What the exercise asks:
Carry on the court opinion about the Spokane street improvement assessments from its last sentence, picking up after the quoted Section 61 of the city charter.

The argument of counsel for the appellants proceeds upon the theory that the city council never acquired jurisdiction to construct this improvement and pay for it by local assessments levied upon the property of appellants and others. To support this theory, two principal contentions are advanced: first, that the making of the improvement upon the local assessment plan was not initiated in the manner provided by the charter so as to give the council jurisdiction to proceed therewith; and second, that the making of the improvement upon the regrade of the avenue, claimed to be materially different from the previously established grade, without first acquiring the right by eminent domain proceedings as against appellant and other property owners to construct the improvement upon the new grade, was an omission of a prerequisite jurisdictional step to the making of the improvement and levying of the assessment.

The first of these contentions is rested upon the following provisions of the then existing charter of the city of Spokane:

[7]*7“Sec. 61. .... No improvement, where the whole or any portion of the cost and expense thereof is to be defrayed by the collection of special assessments upon the property specially benefited thereby, shall be ordered unless the owners of at least one-half of the property subject to contribute to such improvement, shall file a petition therefor; provided, that the legal representatives of such owners may sign such petition for and on behalf of the owners; provided further, that such improvement may be ordered without petition by an ordinance which shall have passed by a vote of at least two-thirds of the whole council.”

Listing:
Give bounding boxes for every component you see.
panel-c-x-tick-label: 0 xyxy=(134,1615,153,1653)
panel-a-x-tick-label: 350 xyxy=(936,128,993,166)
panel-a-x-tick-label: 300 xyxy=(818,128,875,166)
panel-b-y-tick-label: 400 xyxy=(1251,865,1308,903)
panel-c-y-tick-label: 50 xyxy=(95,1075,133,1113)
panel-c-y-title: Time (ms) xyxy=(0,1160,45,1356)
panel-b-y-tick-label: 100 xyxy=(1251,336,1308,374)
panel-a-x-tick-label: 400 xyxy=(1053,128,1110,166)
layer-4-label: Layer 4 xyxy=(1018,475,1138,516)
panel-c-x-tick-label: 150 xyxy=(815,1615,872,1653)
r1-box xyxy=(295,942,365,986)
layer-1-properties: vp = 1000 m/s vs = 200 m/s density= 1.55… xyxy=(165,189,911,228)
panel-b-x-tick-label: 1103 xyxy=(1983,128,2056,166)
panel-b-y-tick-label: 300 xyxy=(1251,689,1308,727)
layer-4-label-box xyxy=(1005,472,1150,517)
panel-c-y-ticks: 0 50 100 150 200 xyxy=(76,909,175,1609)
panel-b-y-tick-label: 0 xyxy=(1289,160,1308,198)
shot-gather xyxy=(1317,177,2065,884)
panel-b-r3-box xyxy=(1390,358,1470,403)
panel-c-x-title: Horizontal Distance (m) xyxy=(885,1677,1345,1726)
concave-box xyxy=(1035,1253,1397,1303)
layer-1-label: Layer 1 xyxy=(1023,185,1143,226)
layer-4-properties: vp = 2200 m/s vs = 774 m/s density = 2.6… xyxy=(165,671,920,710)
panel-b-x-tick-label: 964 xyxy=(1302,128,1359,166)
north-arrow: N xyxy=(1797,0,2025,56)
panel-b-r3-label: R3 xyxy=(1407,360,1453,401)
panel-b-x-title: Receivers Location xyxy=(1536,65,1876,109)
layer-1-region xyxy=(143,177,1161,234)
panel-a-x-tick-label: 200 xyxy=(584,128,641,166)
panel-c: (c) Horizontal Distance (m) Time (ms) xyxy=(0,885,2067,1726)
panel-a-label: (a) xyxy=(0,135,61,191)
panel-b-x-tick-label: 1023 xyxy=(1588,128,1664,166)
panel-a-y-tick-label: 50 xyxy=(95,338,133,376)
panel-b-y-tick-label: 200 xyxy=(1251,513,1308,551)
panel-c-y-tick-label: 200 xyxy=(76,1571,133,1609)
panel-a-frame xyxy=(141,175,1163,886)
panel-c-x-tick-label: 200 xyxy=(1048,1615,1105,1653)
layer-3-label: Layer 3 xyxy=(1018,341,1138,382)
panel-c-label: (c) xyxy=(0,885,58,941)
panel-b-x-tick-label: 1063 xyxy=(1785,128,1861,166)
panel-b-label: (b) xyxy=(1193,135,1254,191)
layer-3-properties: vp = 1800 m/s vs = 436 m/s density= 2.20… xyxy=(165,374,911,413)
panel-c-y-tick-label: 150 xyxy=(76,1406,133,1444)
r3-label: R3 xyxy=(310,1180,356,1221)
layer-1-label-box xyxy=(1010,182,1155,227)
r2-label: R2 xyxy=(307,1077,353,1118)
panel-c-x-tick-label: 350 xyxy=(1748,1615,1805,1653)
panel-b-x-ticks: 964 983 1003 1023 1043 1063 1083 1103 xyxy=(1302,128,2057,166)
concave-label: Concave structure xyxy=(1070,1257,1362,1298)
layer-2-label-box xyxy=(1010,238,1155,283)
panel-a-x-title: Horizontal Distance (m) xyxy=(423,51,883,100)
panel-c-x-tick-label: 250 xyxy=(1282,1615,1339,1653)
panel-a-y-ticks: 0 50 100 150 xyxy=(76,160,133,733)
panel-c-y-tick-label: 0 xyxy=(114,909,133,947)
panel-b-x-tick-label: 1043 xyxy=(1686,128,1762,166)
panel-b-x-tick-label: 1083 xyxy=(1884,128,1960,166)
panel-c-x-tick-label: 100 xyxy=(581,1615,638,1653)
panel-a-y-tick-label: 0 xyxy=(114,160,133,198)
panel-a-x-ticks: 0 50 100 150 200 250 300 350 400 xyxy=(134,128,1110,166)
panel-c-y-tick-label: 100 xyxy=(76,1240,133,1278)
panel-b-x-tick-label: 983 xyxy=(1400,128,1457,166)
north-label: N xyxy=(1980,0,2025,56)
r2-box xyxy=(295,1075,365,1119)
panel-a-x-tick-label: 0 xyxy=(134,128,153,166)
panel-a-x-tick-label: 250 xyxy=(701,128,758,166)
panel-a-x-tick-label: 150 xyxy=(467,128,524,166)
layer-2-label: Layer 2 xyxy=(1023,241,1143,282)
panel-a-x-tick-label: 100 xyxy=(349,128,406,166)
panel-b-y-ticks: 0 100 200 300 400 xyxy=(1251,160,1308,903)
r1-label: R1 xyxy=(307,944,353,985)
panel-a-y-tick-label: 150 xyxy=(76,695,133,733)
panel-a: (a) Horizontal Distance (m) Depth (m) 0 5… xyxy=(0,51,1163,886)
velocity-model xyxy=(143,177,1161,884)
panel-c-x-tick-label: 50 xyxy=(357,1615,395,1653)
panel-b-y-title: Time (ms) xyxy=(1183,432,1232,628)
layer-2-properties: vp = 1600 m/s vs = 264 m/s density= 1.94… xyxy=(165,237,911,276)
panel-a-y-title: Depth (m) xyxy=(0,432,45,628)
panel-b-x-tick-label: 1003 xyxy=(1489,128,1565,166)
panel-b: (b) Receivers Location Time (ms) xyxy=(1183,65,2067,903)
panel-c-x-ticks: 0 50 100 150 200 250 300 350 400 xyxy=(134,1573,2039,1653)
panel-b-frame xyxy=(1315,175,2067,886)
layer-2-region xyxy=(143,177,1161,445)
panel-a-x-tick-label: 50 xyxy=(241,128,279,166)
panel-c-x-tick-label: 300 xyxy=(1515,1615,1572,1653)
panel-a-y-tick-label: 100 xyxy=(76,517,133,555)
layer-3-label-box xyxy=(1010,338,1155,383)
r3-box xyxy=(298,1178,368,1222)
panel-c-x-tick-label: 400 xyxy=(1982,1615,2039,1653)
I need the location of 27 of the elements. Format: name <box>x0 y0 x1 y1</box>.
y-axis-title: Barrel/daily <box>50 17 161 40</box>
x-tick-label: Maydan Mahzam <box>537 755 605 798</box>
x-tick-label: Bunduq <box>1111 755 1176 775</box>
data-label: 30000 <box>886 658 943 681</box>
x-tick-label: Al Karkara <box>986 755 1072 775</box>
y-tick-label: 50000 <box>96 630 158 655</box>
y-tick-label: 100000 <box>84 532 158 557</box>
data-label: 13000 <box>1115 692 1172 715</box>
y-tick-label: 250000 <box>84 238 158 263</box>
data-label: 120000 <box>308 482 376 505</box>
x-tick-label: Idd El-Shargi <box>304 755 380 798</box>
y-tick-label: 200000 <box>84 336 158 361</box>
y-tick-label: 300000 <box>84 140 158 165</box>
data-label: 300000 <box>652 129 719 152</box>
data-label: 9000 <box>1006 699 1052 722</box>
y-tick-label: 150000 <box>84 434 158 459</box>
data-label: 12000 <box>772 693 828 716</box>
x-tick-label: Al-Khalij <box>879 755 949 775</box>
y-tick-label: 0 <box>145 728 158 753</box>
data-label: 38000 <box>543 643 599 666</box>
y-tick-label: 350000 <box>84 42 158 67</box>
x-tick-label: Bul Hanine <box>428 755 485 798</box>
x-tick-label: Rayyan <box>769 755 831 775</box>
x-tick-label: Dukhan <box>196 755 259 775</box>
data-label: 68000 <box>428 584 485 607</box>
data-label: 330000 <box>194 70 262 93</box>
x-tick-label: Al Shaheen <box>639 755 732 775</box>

Result of the exercise:
“Sec. 62. . . . Whenever, in the absence of any petition, the council shall deem it advisable to order such improvement, it shall by resolution direct the board of public works to prepare and transmit a report of such work; and said board shall thereupon prepare and file such report in the same manner as if there had been a petition therefor and favorable report by the board.”

It is insisted that, because the petition for the improvement which was filed in the fall of 1904 was insufficient as an initiatory step, in view of its want of sufficient number of signatures of the owners, all subsequent proceedings looking to the making of the improvement and levying of the assessment must fall. Admitting, for argument’s sake only, that a petition with a sufficient number of signatures might become a necessary jurisdictional step in the absence of the improvement being ordered by ordinance passed by at least a two-thirds vote of the whole council, it seems to us that, in view of the fact that the council did eventually order this improvement by an ordinance passed by its unanimous vote, it thereafter became immaterial that the petition filed some months previous asking for the improvement happens to be defective. We are quite unable to see how what may have been previously done by the property owners in the way of attempting to properly petition for this improvement can in any degree lessen the power of the council to order the improvement by an ordinance passed by a unanimous vote, as [8]*8they are clearly authorized to do by the provisions of § 61 of the charter above quoted.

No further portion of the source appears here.